* [INSTRUCTIONS FOR THE TASK]:
How many lines in the listing below include the word "Weights"? Reply with the count alone.

* [PROVIDED RECORDS]:
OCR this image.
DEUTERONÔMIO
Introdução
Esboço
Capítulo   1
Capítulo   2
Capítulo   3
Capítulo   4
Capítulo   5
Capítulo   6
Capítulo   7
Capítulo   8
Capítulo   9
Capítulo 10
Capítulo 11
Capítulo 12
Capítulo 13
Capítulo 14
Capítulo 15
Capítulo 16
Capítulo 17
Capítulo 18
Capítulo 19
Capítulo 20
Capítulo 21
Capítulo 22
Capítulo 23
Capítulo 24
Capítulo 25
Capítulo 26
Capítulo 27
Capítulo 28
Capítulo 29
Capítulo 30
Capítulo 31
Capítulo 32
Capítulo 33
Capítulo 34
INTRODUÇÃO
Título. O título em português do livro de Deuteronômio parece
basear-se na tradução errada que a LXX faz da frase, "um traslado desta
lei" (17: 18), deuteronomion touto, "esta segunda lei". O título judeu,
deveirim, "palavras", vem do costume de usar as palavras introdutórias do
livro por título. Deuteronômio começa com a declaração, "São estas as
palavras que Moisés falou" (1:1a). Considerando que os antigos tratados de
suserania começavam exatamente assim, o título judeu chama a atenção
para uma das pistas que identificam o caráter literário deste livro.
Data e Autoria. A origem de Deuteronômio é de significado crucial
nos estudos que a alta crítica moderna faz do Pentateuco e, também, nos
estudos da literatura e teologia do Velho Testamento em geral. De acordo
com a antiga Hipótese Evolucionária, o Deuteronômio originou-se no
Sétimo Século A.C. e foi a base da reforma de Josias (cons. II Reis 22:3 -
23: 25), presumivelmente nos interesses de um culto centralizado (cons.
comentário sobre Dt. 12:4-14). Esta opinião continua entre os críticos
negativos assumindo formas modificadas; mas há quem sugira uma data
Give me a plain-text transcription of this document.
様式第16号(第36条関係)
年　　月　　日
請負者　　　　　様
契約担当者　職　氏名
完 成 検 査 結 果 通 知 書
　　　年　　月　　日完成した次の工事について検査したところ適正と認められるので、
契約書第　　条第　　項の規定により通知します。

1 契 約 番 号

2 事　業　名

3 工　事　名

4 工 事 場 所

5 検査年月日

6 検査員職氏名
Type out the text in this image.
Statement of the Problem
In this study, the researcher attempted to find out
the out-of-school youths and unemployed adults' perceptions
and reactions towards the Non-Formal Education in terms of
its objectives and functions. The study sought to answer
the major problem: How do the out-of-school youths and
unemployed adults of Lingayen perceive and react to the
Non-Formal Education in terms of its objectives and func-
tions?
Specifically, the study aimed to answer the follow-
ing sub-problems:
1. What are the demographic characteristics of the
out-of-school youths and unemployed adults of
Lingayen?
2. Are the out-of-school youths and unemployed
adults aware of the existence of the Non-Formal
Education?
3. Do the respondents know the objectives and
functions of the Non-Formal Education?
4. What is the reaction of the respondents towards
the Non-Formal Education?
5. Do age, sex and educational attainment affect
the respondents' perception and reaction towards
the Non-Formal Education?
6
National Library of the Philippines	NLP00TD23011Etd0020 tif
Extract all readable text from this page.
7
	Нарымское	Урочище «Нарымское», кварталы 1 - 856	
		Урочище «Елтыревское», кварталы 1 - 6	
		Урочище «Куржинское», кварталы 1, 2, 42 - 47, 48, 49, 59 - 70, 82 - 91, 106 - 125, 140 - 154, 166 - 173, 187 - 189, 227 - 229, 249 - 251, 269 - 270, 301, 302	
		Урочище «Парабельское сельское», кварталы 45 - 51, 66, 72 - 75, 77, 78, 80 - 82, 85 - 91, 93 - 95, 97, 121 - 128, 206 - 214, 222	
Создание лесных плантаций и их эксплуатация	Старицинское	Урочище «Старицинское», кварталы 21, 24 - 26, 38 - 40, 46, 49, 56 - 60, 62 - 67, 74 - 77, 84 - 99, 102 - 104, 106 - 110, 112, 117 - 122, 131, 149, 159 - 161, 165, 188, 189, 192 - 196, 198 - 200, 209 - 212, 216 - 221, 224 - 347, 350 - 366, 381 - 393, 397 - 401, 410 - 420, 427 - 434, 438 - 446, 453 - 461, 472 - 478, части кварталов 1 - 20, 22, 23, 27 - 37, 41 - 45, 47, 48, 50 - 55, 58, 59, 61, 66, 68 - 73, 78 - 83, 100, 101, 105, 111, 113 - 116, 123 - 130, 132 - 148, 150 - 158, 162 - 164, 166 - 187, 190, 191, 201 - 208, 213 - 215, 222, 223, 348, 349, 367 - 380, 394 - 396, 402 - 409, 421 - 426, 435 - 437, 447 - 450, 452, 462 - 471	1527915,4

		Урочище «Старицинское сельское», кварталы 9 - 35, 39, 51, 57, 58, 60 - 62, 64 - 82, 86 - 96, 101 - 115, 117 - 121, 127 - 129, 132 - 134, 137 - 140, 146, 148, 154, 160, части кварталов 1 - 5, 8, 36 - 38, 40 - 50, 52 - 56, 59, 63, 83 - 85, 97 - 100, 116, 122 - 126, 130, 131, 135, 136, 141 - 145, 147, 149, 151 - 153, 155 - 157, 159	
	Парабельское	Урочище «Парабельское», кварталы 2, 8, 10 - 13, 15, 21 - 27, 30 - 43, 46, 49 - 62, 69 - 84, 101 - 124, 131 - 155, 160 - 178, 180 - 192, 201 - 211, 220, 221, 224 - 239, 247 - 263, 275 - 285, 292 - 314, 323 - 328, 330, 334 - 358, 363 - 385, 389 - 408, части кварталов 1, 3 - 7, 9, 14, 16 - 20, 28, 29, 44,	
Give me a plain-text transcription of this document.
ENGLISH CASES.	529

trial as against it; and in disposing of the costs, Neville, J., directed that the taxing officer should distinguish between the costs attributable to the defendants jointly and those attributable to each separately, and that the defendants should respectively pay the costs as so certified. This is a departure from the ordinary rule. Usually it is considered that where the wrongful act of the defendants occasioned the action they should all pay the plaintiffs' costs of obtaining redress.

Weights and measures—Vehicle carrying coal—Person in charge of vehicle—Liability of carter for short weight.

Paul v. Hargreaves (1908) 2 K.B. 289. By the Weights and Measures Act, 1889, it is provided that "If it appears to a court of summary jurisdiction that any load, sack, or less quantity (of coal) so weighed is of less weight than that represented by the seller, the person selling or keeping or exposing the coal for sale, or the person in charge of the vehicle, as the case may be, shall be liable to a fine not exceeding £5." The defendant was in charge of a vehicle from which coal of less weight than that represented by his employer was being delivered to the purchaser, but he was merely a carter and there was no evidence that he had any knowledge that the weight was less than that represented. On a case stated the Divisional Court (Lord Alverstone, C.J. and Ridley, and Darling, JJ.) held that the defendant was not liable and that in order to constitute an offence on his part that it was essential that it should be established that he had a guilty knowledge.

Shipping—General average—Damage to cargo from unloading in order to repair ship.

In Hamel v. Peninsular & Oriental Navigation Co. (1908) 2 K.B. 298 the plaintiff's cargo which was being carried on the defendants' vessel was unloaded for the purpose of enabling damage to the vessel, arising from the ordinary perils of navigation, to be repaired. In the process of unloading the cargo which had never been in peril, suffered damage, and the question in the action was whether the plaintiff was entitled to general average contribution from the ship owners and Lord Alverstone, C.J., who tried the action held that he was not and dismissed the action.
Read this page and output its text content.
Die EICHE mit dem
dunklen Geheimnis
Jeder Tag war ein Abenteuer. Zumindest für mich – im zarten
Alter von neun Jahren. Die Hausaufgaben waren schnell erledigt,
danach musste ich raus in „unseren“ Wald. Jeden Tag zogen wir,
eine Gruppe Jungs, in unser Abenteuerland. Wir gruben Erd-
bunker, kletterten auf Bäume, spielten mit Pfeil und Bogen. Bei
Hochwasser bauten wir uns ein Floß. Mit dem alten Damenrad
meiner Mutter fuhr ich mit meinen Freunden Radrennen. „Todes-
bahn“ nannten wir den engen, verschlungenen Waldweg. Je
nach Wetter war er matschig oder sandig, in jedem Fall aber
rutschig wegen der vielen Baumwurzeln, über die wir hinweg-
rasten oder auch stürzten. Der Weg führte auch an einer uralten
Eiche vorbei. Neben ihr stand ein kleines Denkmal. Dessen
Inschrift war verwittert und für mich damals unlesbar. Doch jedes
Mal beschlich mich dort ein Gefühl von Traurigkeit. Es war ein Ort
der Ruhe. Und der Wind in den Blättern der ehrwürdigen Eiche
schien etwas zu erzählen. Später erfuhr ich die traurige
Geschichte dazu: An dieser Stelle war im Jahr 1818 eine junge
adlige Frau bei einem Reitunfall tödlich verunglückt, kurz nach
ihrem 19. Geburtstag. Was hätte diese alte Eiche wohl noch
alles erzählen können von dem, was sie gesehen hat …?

* [ANSWER IN FULL]:
2